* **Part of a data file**
■ ■ ■ ■ ■ ■ ■
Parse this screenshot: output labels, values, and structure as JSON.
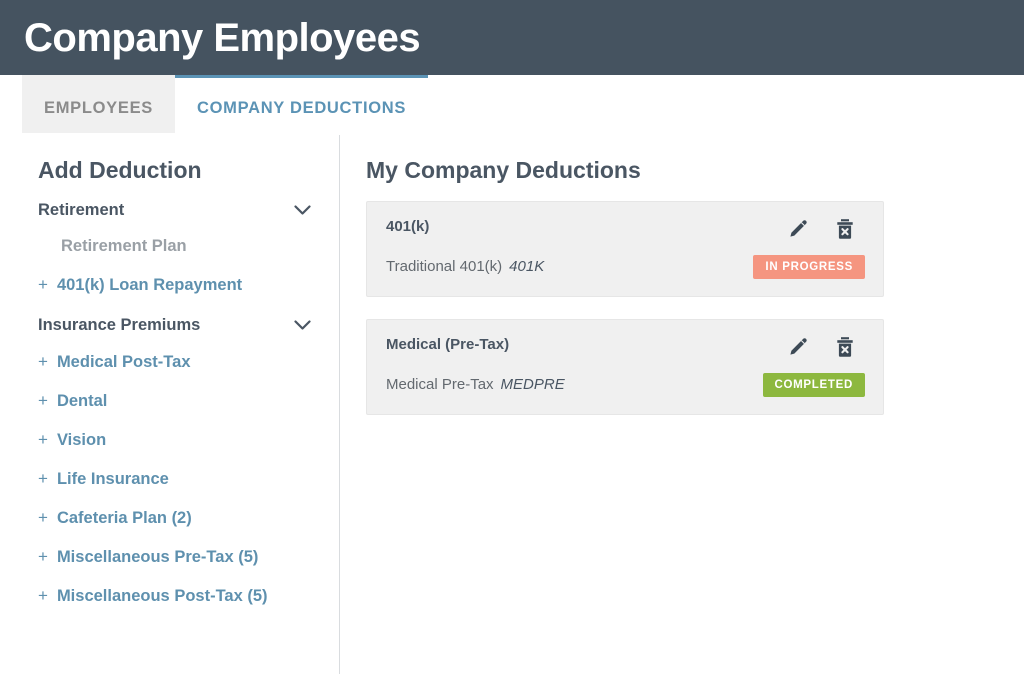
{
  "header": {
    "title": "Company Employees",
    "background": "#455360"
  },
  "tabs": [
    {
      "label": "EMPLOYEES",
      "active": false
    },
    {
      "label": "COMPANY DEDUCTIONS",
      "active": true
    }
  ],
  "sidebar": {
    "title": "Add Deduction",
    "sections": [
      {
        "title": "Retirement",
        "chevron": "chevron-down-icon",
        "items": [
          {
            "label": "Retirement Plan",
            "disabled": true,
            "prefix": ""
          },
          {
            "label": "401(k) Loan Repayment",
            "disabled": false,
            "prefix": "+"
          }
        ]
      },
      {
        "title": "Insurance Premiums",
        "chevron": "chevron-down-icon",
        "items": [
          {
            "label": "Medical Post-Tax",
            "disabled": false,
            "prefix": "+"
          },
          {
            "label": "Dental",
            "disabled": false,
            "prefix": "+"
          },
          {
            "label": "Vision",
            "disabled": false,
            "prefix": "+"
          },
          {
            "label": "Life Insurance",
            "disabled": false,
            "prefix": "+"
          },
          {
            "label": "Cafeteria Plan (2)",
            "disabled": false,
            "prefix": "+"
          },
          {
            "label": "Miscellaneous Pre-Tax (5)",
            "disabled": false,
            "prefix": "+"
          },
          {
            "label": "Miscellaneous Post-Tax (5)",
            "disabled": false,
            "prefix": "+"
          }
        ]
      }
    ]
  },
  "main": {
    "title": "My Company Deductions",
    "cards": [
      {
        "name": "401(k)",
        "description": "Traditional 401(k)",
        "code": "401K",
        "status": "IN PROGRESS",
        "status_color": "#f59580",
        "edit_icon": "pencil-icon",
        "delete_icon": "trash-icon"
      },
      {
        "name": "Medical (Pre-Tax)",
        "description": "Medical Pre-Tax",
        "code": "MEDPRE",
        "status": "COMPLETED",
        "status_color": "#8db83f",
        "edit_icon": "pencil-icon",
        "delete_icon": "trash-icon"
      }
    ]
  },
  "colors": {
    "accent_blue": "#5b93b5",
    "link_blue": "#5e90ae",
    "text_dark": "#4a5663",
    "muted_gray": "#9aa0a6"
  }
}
■ ■ ■ ■ ■ ■ ■
* **Task directions**
Strip out the pictures and quote the remaining data word for word.

* **Response**
Parse this screenshot: output labels, values, and structure as JSON.
{
  "header": {
    "title": "Company Employees",
    "background": "#455360"
  },
  "tabs": [
    {
      "label": "EMPLOYEES",
      "active": false
    },
    {
      "label": "COMPANY DEDUCTIONS",
      "active": true
    }
  ],
  "sidebar": {
    "title": "Add Deduction",
    "sections": [
      {
        "title": "Retirement",
        "chevron": "chevron-down-icon",
        "items": [
          {
            "label": "Retirement Plan",
            "disabled": true,
            "prefix": ""
          },
          {
            "label": "401(k) Loan Repayment",
            "disabled": false,
            "prefix": "+"
          }
        ]
      },
      {
        "title": "Insurance Premiums",
        "chevron": "chevron-down-icon",
        "items": [
          {
            "label": "Medical Post-Tax",
            "disabled": false,
            "prefix": "+"
          },
          {
            "label": "Dental",
            "disabled": false,
            "prefix": "+"
          },
          {
            "label": "Vision",
            "disabled": false,
            "prefix": "+"
          },
          {
            "label": "Life Insurance",
            "disabled": false,
            "prefix": "+"
          },
          {
            "label": "Cafeteria Plan (2)",
            "disabled": false,
            "prefix": "+"
          },
          {
            "label": "Miscellaneous Pre-Tax (5)",
            "disabled": false,
            "prefix": "+"
          },
          {
            "label": "Miscellaneous Post-Tax (5)",
            "disabled": false,
            "prefix": "+"
          }
        ]
      }
    ]
  },
  "main": {
    "title": "My Company Deductions",
    "cards": [
      {
        "name": "401(k)",
        "description": "Traditional 401(k)",
        "code": "401K",
        "status": "IN PROGRESS",
        "status_color": "#f59580",
        "edit_icon": "pencil-icon",
        "delete_icon": "trash-icon"
      },
      {
        "name": "Medical (Pre-Tax)",
        "description": "Medical Pre-Tax",
        "code": "MEDPRE",
        "status": "COMPLETED",
        "status_color": "#8db83f",
        "edit_icon": "pencil-icon",
        "delete_icon": "trash-icon"
      }
    ]
  },
  "colors": {
    "accent_blue": "#5b93b5",
    "link_blue": "#5e90ae",
    "text_dark": "#4a5663",
    "muted_gray": "#9aa0a6"
  }
}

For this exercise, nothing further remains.